■ **WORK ITEM**: From the records that follow, copy every line that contains the word "nennt".

(Entries of transcribed document text)
-- Opening Marker --

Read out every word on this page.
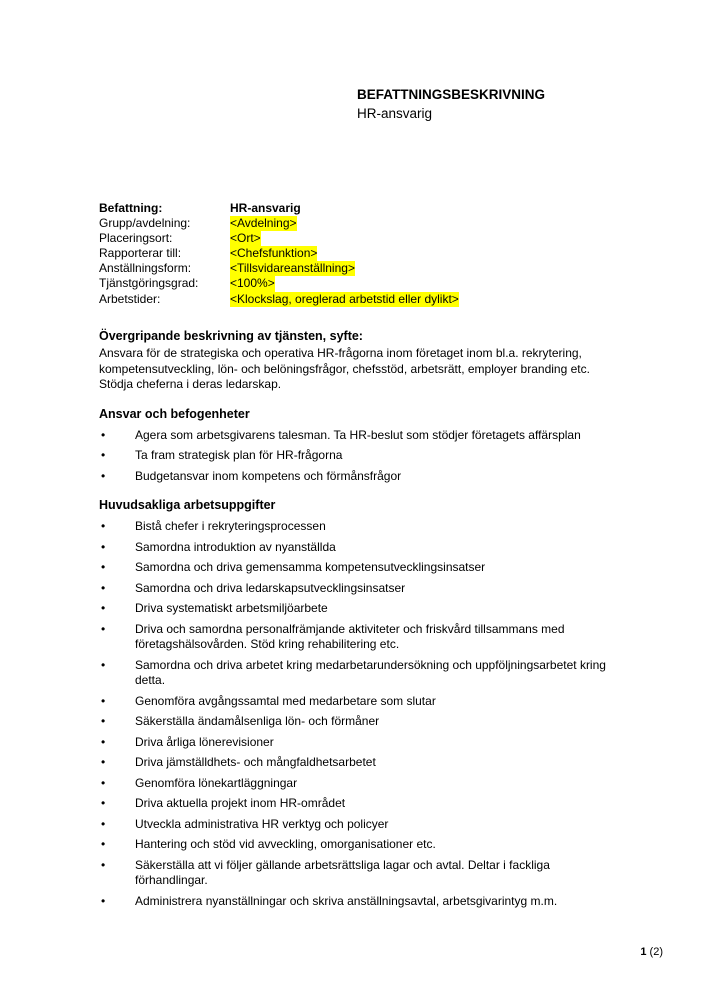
BEFATTNINGSBESKRIVNING
HR-ansvarig
Befattning:	HR-ansvarig
Grupp/avdelning:	<Avdelning>
Placeringsort:	<Ort>
Rapporterar till:	<Chefsfunktion>
Anställningsform:	<Tillsvidareanställning>
Tjänstgöringsgrad:	<100%>
Arbetstider:	<Klockslag, oreglerad arbetstid eller dylikt>
Övergripande beskrivning av tjänsten, syfte:

Ansvara för de strategiska och operativa HR-frågorna inom företaget inom bl.a. rekrytering, kompetensutveckling, lön- och belöningsfrågor, chefsstöd, arbetsrätt, employer branding etc. Stödja cheferna i deras ledarskap.

Ansvar och befogenheter
• Agera som arbetsgivarens talesman. Ta HR-beslut som stödjer företagets affärsplan
• Ta fram strategisk plan för HR-frågorna
• Budgetansvar inom kompetens och förmånsfrågor
Huvudsakliga arbetsuppgifter
• Bistå chefer i rekryteringsprocessen
• Samordna introduktion av nyanställda
• Samordna och driva gemensamma kompetensutvecklingsinsatser
• Samordna och driva ledarskapsutvecklingsinsatser
• Driva systematiskt arbetsmiljöarbete
• Driva och samordna personalfrämjande aktiviteter och friskvård tillsammans med företagshälsovården. Stöd kring rehabilitering etc.
• Samordna och driva arbetet kring medarbetarundersökning och uppföljningsarbetet kring detta.
• Genomföra avgångssamtal med medarbetare som slutar
• Säkerställa ändamålsenliga lön- och förmåner
• Driva årliga lönerevisioner
• Driva jämställdhets- och mångfaldhetsarbetet
• Genomföra lönekartläggningar
• Driva aktuella projekt inom HR-området
• Utveckla administrativa HR verktyg och policyer
• Hantering och stöd vid avveckling, omorganisationer etc.
• Säkerställa att vi följer gällande arbetsrättsliga lagar och avtal. Deltar i fackliga förhandlingar.
• Administrera nyanställningar och skriva anställningsavtal, arbetsgivarintyg m.m.
1 (2)
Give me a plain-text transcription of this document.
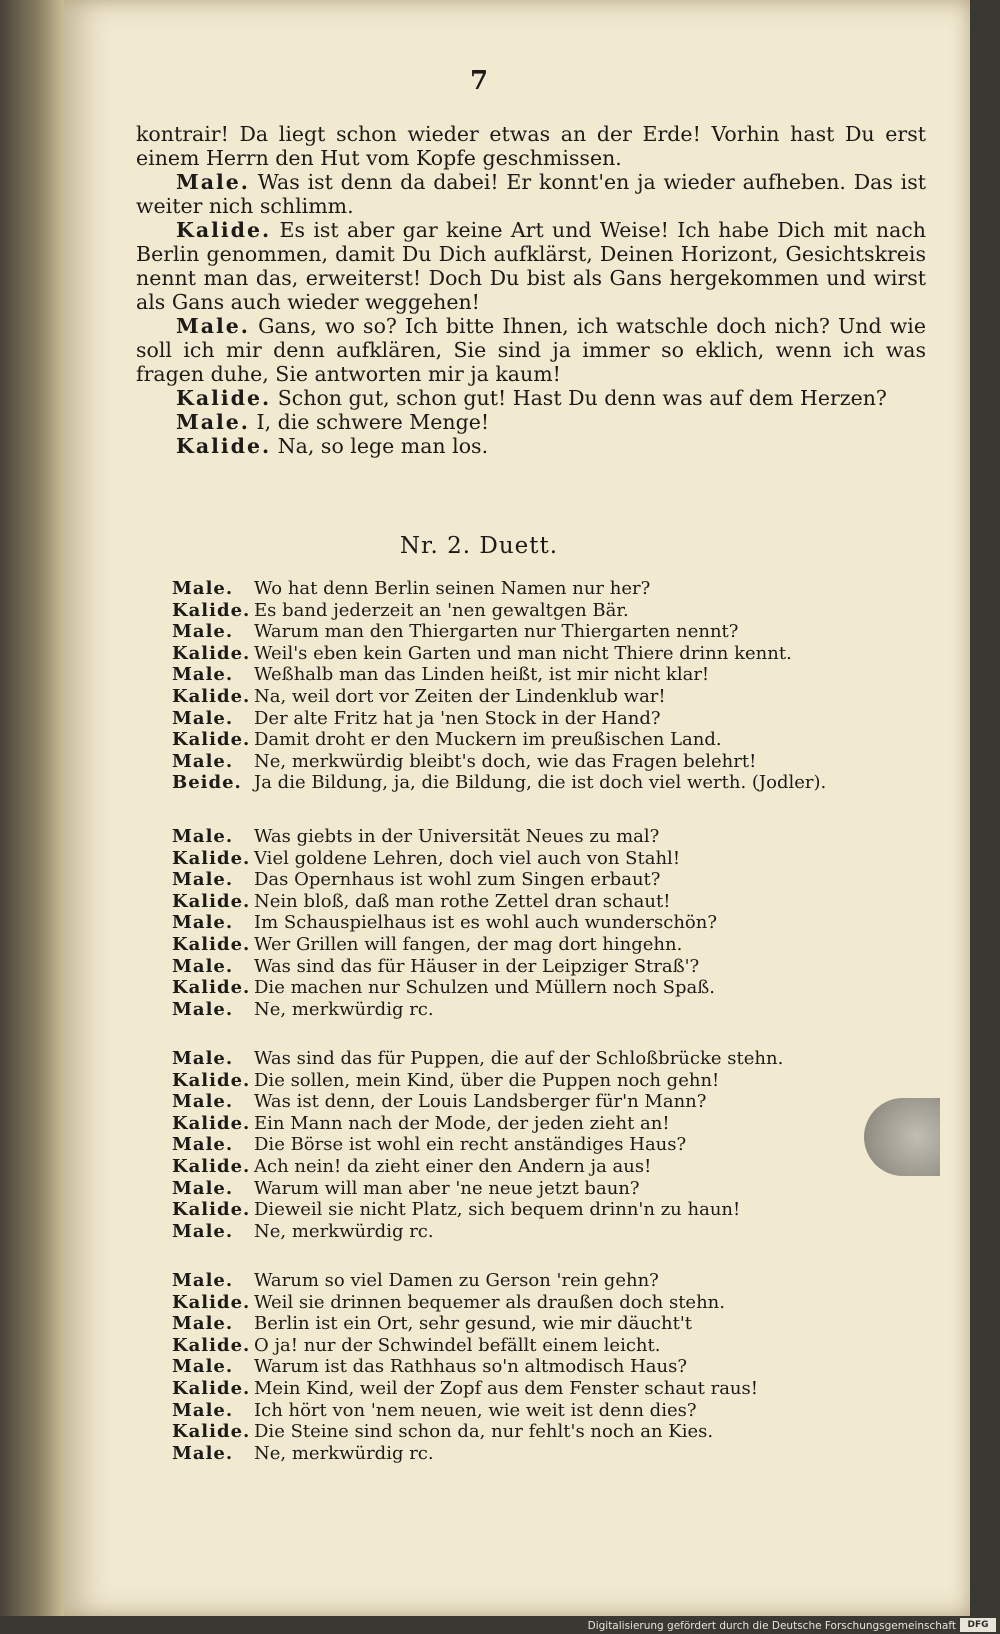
7

kontrair! Da liegt schon wieder etwas an der Erde! Vorhin hast Du erst einem Herrn den Hut vom Kopfe geschmissen.

Male. Was ist denn da dabei! Er konnt'en ja wieder aufheben. Das ist weiter nich schlimm.

Kalide. Es ist aber gar keine Art und Weise! Ich habe Dich mit nach Berlin genommen, damit Du Dich aufklärst, Deinen Horizont, Gesichtskreis nennt man das, erweiterst! Doch Du bist als Gans hergekommen und wirst als Gans auch wieder weggehen!

Male. Gans, wo so? Ich bitte Ihnen, ich watschle doch nich? Und wie soll ich mir denn aufklären, Sie sind ja immer so eklich, wenn ich was fragen duhe, Sie antworten mir ja kaum!

Kalide. Schon gut, schon gut! Hast Du denn was auf dem Herzen?

Male. I, die schwere Menge!

Kalide. Na, so lege man los.

Nr. 2. Duett.
Male.	Wo hat denn Berlin seinen Namen nur her?
Kalide. Es band jederzeit an 'nen gewaltgen Bär.
Male.	Warum man den Thiergarten nur Thiergarten nennt?
Kalide. Weil's eben kein Garten und man nicht Thiere drinn kennt.
Male.	Weßhalb man das Linden heißt, ist mir nicht klar!
Kalide. Na, weil dort vor Zeiten der Lindenklub war!
Male.	Der alte Fritz hat ja 'nen Stock in der Hand?
Kalide. Damit droht er den Muckern im preußischen Land.
Male.	Ne, merkwürdig bleibt's doch, wie das Fragen belehrt!
Beide. Ja die Bildung, ja, die Bildung, die ist doch viel werth. (Jodler).
Male.	Was giebts in der Universität Neues zu mal?
Kalide. Viel goldene Lehren, doch viel auch von Stahl!
Male.	Das Opernhaus ist wohl zum Singen erbaut?
Kalide. Nein bloß, daß man rothe Zettel dran schaut!
Male.	Im Schauspielhaus ist es wohl auch wunderschön?
Kalide. Wer Grillen will fangen, der mag dort hingehn.
Male.	Was sind das für Häuser in der Leipziger Straß'?
Kalide. Die machen nur Schulzen und Müllern noch Spaß.
Male.	Ne, merkwürdig rc.
Male.	Was sind das für Puppen, die auf der Schloßbrücke stehn.
Kalide. Die sollen, mein Kind, über die Puppen noch gehn!
Male.	Was ist denn, der Louis Landsberger für'n Mann?
Kalide. Ein Mann nach der Mode, der jeden zieht an!
Male.	Die Börse ist wohl ein recht anständiges Haus?
Kalide. Ach nein! da zieht einer den Andern ja aus!
Male.	Warum will man aber 'ne neue jetzt baun?
Kalide. Dieweil sie nicht Platz, sich bequem drinn'n zu haun!
Male.	Ne, merkwürdig rc.
Male.	Warum so viel Damen zu Gerson 'rein gehn?
Kalide. Weil sie drinnen bequemer als draußen doch stehn.
Male.	Berlin ist ein Ort, sehr gesund, wie mir däucht't
Kalide. O ja! nur der Schwindel befällt einem leicht.
Male.	Warum ist das Rathhaus so'n altmodisch Haus?
Kalide. Mein Kind, weil der Zopf aus dem Fenster schaut raus!
Male.	Ich hört von 'nem neuen, wie weit ist denn dies?
Kalide. Die Steine sind schon da, nur fehlt's noch an Kies.
Male.	Ne, merkwürdig rc.
Digitalisierung gefördert durch die Deutsche Forschungsgemeinschaft	DFG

-- Closing Marker --

■ **EXERCISE OUTPUT**:
Kalide. Es ist aber gar keine Art und Weise! Ich habe Dich mit nach Berlin genommen, damit Du Dich aufklärst, Deinen Horizont, Gesichtskreis nennt man das, erweiterst! Doch Du bist als Gans hergekommen und wirst als Gans auch wieder weggehen!
Male.	Warum man den Thiergarten nur Thiergarten nennt?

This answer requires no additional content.